[START Supplied information]

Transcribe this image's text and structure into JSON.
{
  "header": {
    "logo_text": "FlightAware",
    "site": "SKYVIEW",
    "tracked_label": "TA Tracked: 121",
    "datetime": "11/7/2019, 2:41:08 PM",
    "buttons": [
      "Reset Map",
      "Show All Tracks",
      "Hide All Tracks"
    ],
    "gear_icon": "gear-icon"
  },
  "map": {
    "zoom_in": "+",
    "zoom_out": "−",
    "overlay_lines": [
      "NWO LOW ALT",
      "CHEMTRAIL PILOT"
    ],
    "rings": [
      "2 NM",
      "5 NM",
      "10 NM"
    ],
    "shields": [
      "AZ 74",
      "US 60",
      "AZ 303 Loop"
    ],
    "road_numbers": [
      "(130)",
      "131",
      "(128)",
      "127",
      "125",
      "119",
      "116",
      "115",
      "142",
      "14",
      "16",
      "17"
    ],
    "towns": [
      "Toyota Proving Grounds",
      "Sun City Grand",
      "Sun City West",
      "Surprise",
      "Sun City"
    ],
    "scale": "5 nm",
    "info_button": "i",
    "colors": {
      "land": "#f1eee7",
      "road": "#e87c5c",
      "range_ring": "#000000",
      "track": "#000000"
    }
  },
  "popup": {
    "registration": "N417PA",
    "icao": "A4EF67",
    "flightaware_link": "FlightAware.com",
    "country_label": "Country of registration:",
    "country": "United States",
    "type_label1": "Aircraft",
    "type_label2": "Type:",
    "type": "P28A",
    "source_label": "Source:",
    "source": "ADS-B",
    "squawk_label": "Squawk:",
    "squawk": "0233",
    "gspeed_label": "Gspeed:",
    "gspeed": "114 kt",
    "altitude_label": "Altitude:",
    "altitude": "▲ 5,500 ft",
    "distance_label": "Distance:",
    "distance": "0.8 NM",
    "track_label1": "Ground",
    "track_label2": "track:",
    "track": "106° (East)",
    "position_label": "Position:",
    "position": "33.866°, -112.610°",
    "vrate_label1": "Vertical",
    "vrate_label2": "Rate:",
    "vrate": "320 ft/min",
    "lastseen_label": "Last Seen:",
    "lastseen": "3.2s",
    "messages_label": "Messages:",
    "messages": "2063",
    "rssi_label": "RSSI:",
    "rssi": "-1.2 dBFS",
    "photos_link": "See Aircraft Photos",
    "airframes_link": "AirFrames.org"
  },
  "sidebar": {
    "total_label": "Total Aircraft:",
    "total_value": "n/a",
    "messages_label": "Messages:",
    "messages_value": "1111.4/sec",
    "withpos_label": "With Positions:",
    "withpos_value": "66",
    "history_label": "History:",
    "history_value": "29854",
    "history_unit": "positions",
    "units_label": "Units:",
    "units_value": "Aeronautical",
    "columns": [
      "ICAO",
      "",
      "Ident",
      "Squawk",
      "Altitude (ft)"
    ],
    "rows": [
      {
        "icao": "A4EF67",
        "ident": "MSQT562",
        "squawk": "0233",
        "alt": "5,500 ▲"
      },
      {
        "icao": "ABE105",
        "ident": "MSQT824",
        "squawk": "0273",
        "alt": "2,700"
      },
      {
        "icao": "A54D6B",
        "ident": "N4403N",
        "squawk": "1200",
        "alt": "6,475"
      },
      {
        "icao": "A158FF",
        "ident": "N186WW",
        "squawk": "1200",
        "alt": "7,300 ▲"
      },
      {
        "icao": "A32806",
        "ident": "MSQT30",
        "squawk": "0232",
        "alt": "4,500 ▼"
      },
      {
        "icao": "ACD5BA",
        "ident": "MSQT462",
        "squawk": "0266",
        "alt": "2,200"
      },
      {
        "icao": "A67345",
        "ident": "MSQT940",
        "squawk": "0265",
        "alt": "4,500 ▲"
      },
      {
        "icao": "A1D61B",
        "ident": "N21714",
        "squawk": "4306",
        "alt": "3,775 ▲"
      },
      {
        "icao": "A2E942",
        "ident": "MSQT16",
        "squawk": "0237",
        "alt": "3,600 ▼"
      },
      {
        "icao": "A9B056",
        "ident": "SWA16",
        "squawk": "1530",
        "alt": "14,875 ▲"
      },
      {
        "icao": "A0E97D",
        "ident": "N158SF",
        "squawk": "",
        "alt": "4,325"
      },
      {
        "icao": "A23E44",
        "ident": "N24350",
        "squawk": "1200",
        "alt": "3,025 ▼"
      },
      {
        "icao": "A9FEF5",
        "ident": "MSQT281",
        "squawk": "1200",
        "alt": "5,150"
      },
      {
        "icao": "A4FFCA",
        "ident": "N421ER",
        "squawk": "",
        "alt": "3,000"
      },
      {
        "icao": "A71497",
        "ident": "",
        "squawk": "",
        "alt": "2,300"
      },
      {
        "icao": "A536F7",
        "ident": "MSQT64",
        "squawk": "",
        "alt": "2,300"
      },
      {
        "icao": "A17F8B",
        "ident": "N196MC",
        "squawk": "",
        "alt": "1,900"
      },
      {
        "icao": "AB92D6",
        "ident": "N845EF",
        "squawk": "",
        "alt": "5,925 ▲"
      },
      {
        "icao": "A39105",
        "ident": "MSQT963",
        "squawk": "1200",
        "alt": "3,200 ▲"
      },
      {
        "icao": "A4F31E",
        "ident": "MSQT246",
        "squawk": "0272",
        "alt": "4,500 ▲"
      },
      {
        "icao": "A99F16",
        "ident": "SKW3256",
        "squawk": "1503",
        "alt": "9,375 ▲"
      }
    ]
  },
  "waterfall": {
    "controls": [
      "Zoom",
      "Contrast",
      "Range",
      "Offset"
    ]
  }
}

[END Supplied information]

• _To be done_:
Reproduce all of the data exactly as given.

• _Reply_:
Transcribe this image's text and structure into JSON.
{
  "header": {
    "logo_text": "FlightAware",
    "site": "SKYVIEW",
    "tracked_label": "TA Tracked: 121",
    "datetime": "11/7/2019, 2:41:08 PM",
    "buttons": [
      "Reset Map",
      "Show All Tracks",
      "Hide All Tracks"
    ],
    "gear_icon": "gear-icon"
  },
  "map": {
    "zoom_in": "+",
    "zoom_out": "−",
    "overlay_lines": [
      "NWO LOW ALT",
      "CHEMTRAIL PILOT"
    ],
    "rings": [
      "2 NM",
      "5 NM",
      "10 NM"
    ],
    "shields": [
      "AZ 74",
      "US 60",
      "AZ 303 Loop"
    ],
    "road_numbers": [
      "(130)",
      "131",
      "(128)",
      "127",
      "125",
      "119",
      "116",
      "115",
      "142",
      "14",
      "16",
      "17"
    ],
    "towns": [
      "Toyota Proving Grounds",
      "Sun City Grand",
      "Sun City West",
      "Surprise",
      "Sun City"
    ],
    "scale": "5 nm",
    "info_button": "i",
    "colors": {
      "land": "#f1eee7",
      "road": "#e87c5c",
      "range_ring": "#000000",
      "track": "#000000"
    }
  },
  "popup": {
    "registration": "N417PA",
    "icao": "A4EF67",
    "flightaware_link": "FlightAware.com",
    "country_label": "Country of registration:",
    "country": "United States",
    "type_label1": "Aircraft",
    "type_label2": "Type:",
    "type": "P28A",
    "source_label": "Source:",
    "source": "ADS-B",
    "squawk_label": "Squawk:",
    "squawk": "0233",
    "gspeed_label": "Gspeed:",
    "gspeed": "114 kt",
    "altitude_label": "Altitude:",
    "altitude": "▲ 5,500 ft",
    "distance_label": "Distance:",
    "distance": "0.8 NM",
    "track_label1": "Ground",
    "track_label2": "track:",
    "track": "106° (East)",
    "position_label": "Position:",
    "position": "33.866°, -112.610°",
    "vrate_label1": "Vertical",
    "vrate_label2": "Rate:",
    "vrate": "320 ft/min",
    "lastseen_label": "Last Seen:",
    "lastseen": "3.2s",
    "messages_label": "Messages:",
    "messages": "2063",
    "rssi_label": "RSSI:",
    "rssi": "-1.2 dBFS",
    "photos_link": "See Aircraft Photos",
    "airframes_link": "AirFrames.org"
  },
  "sidebar": {
    "total_label": "Total Aircraft:",
    "total_value": "n/a",
    "messages_label": "Messages:",
    "messages_value": "1111.4/sec",
    "withpos_label": "With Positions:",
    "withpos_value": "66",
    "history_label": "History:",
    "history_value": "29854",
    "history_unit": "positions",
    "units_label": "Units:",
    "units_value": "Aeronautical",
    "columns": [
      "ICAO",
      "",
      "Ident",
      "Squawk",
      "Altitude (ft)"
    ],
    "rows": [
      {
        "icao": "A4EF67",
        "ident": "MSQT562",
        "squawk": "0233",
        "alt": "5,500 ▲"
      },
      {
        "icao": "ABE105",
        "ident": "MSQT824",
        "squawk": "0273",
        "alt": "2,700"
      },
      {
        "icao": "A54D6B",
        "ident": "N4403N",
        "squawk": "1200",
        "alt": "6,475"
      },
      {
        "icao": "A158FF",
        "ident": "N186WW",
        "squawk": "1200",
        "alt": "7,300 ▲"
      },
      {
        "icao": "A32806",
        "ident": "MSQT30",
        "squawk": "0232",
        "alt": "4,500 ▼"
      },
      {
        "icao": "ACD5BA",
        "ident": "MSQT462",
        "squawk": "0266",
        "alt": "2,200"
      },
      {
        "icao": "A67345",
        "ident": "MSQT940",
        "squawk": "0265",
        "alt": "4,500 ▲"
      },
      {
        "icao": "A1D61B",
        "ident": "N21714",
        "squawk": "4306",
        "alt": "3,775 ▲"
      },
      {
        "icao": "A2E942",
        "ident": "MSQT16",
        "squawk": "0237",
        "alt": "3,600 ▼"
      },
      {
        "icao": "A9B056",
        "ident": "SWA16",
        "squawk": "1530",
        "alt": "14,875 ▲"
      },
      {
        "icao": "A0E97D",
        "ident": "N158SF",
        "squawk": "",
        "alt": "4,325"
      },
      {
        "icao": "A23E44",
        "ident": "N24350",
        "squawk": "1200",
        "alt": "3,025 ▼"
      },
      {
        "icao": "A9FEF5",
        "ident": "MSQT281",
        "squawk": "1200",
        "alt": "5,150"
      },
      {
        "icao": "A4FFCA",
        "ident": "N421ER",
        "squawk": "",
        "alt": "3,000"
      },
      {
        "icao": "A71497",
        "ident": "",
        "squawk": "",
        "alt": "2,300"
      },
      {
        "icao": "A536F7",
        "ident": "MSQT64",
        "squawk": "",
        "alt": "2,300"
      },
      {
        "icao": "A17F8B",
        "ident": "N196MC",
        "squawk": "",
        "alt": "1,900"
      },
      {
        "icao": "AB92D6",
        "ident": "N845EF",
        "squawk": "",
        "alt": "5,925 ▲"
      },
      {
        "icao": "A39105",
        "ident": "MSQT963",
        "squawk": "1200",
        "alt": "3,200 ▲"
      },
      {
        "icao": "A4F31E",
        "ident": "MSQT246",
        "squawk": "0272",
        "alt": "4,500 ▲"
      },
      {
        "icao": "A99F16",
        "ident": "SKW3256",
        "squawk": "1503",
        "alt": "9,375 ▲"
      }
    ]
  },
  "waterfall": {
    "controls": [
      "Zoom",
      "Contrast",
      "Range",
      "Offset"
    ]
  }
}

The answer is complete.